— Begin Task data —

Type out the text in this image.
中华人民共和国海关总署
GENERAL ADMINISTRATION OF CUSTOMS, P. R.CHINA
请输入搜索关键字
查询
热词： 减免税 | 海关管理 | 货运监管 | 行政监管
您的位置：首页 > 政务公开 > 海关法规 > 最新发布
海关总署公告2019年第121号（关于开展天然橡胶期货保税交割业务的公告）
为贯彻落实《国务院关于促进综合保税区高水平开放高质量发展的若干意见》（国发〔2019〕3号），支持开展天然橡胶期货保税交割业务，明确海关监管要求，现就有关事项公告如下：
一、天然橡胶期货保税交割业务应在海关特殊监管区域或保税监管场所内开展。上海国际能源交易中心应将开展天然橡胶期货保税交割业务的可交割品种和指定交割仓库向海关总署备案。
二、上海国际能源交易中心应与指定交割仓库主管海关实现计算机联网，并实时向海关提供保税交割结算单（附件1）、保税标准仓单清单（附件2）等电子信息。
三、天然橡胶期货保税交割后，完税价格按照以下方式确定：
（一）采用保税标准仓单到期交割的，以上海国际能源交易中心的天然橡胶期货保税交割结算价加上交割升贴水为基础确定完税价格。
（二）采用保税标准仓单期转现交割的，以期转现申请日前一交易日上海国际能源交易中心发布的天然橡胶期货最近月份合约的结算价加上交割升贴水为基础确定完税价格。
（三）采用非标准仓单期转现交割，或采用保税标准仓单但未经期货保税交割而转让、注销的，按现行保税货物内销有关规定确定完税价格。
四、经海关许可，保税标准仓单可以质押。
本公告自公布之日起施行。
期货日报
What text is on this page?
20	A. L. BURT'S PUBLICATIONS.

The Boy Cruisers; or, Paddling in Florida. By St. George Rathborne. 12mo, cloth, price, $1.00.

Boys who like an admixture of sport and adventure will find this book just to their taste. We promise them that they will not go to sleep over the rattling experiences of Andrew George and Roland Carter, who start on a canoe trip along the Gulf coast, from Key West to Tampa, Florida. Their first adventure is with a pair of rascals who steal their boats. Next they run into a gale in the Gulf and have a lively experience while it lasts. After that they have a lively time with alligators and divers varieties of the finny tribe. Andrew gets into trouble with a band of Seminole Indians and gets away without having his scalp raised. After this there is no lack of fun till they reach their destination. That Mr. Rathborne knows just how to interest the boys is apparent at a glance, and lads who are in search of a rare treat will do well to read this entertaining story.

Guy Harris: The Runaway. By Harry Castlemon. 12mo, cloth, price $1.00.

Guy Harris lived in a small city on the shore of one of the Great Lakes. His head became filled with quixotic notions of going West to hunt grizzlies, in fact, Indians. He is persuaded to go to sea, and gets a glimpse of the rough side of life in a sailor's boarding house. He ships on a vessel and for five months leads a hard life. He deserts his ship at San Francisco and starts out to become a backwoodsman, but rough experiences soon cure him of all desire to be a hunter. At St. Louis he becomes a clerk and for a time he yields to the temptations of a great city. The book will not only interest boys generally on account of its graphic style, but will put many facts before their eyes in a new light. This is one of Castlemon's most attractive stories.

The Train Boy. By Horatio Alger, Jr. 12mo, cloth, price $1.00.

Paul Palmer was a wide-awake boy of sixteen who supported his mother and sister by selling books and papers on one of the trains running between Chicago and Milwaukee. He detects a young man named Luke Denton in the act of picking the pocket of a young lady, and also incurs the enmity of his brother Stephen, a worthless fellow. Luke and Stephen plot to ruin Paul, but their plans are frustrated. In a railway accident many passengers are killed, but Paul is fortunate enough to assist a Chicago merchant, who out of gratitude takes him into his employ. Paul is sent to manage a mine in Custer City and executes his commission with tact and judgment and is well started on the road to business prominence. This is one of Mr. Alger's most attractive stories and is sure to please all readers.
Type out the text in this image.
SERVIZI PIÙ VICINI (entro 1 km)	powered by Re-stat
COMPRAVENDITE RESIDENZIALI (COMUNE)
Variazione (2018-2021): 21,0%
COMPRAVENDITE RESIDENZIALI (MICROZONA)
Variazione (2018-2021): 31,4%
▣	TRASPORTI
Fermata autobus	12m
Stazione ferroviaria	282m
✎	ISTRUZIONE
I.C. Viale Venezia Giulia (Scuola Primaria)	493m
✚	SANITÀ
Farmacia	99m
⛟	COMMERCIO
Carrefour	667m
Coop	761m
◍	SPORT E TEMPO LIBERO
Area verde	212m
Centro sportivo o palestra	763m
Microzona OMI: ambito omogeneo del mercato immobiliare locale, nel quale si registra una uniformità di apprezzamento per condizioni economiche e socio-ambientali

— End Task data —

Aim of the task: Make an exact copy of the data above.

Written response:
Type out the text in this image.
中华人民共和国海关总署
GENERAL ADMINISTRATION OF CUSTOMS, P. R.CHINA
请输入搜索关键字
查询
热词： 减免税 | 海关管理 | 货运监管 | 行政监管
您的位置：首页 > 政务公开 > 海关法规 > 最新发布
海关总署公告2019年第121号（关于开展天然橡胶期货保税交割业务的公告）
为贯彻落实《国务院关于促进综合保税区高水平开放高质量发展的若干意见》（国发〔2019〕3号），支持开展天然橡胶期货保税交割业务，明确海关监管要求，现就有关事项公告如下：
一、天然橡胶期货保税交割业务应在海关特殊监管区域或保税监管场所内开展。上海国际能源交易中心应将开展天然橡胶期货保税交割业务的可交割品种和指定交割仓库向海关总署备案。
二、上海国际能源交易中心应与指定交割仓库主管海关实现计算机联网，并实时向海关提供保税交割结算单（附件1）、保税标准仓单清单（附件2）等电子信息。
三、天然橡胶期货保税交割后，完税价格按照以下方式确定：
（一）采用保税标准仓单到期交割的，以上海国际能源交易中心的天然橡胶期货保税交割结算价加上交割升贴水为基础确定完税价格。
（二）采用保税标准仓单期转现交割的，以期转现申请日前一交易日上海国际能源交易中心发布的天然橡胶期货最近月份合约的结算价加上交割升贴水为基础确定完税价格。
（三）采用非标准仓单期转现交割，或采用保税标准仓单但未经期货保税交割而转让、注销的，按现行保税货物内销有关规定确定完税价格。
四、经海关许可，保税标准仓单可以质押。
本公告自公布之日起施行。
期货日报
What text is on this page?
20	A. L. BURT'S PUBLICATIONS.

The Boy Cruisers; or, Paddling in Florida. By St. George Rathborne. 12mo, cloth, price, $1.00.

Boys who like an admixture of sport and adventure will find this book just to their taste. We promise them that they will not go to sleep over the rattling experiences of Andrew George and Roland Carter, who start on a canoe trip along the Gulf coast, from Key West to Tampa, Florida. Their first adventure is with a pair of rascals who steal their boats. Next they run into a gale in the Gulf and have a lively experience while it lasts. After that they have a lively time with alligators and divers varieties of the finny tribe. Andrew gets into trouble with a band of Seminole Indians and gets away without having his scalp raised. After this there is no lack of fun till they reach their destination. That Mr. Rathborne knows just how to interest the boys is apparent at a glance, and lads who are in search of a rare treat will do well to read this entertaining story.

Guy Harris: The Runaway. By Harry Castlemon. 12mo, cloth, price $1.00.

Guy Harris lived in a small city on the shore of one of the Great Lakes. His head became filled with quixotic notions of going West to hunt grizzlies, in fact, Indians. He is persuaded to go to sea, and gets a glimpse of the rough side of life in a sailor's boarding house. He ships on a vessel and for five months leads a hard life. He deserts his ship at San Francisco and starts out to become a backwoodsman, but rough experiences soon cure him of all desire to be a hunter. At St. Louis he becomes a clerk and for a time he yields to the temptations of a great city. The book will not only interest boys generally on account of its graphic style, but will put many facts before their eyes in a new light. This is one of Castlemon's most attractive stories.

The Train Boy. By Horatio Alger, Jr. 12mo, cloth, price $1.00.

Paul Palmer was a wide-awake boy of sixteen who supported his mother and sister by selling books and papers on one of the trains running between Chicago and Milwaukee. He detects a young man named Luke Denton in the act of picking the pocket of a young lady, and also incurs the enmity of his brother Stephen, a worthless fellow. Luke and Stephen plot to ruin Paul, but their plans are frustrated. In a railway accident many passengers are killed, but Paul is fortunate enough to assist a Chicago merchant, who out of gratitude takes him into his employ. Paul is sent to manage a mine in Custer City and executes his commission with tact and judgment and is well started on the road to business prominence. This is one of Mr. Alger's most attractive stories and is sure to please all readers.
Type out the text in this image.
SERVIZI PIÙ VICINI (entro 1 km)	powered by Re-stat
COMPRAVENDITE RESIDENZIALI (COMUNE)
Variazione (2018-2021): 21,0%
COMPRAVENDITE RESIDENZIALI (MICROZONA)
Variazione (2018-2021): 31,4%
▣	TRASPORTI
Fermata autobus	12m
Stazione ferroviaria	282m
✎	ISTRUZIONE
I.C. Viale Venezia Giulia (Scuola Primaria)	493m
✚	SANITÀ
Farmacia	99m
⛟	COMMERCIO
Carrefour	667m
Coop	761m
◍	SPORT E TEMPO LIBERO
Area verde	212m
Centro sportivo o palestra	763m
Microzona OMI: ambito omogeneo del mercato immobiliare locale, nel quale si registra una uniformità di apprezzamento per condizioni economiche e socio-ambientali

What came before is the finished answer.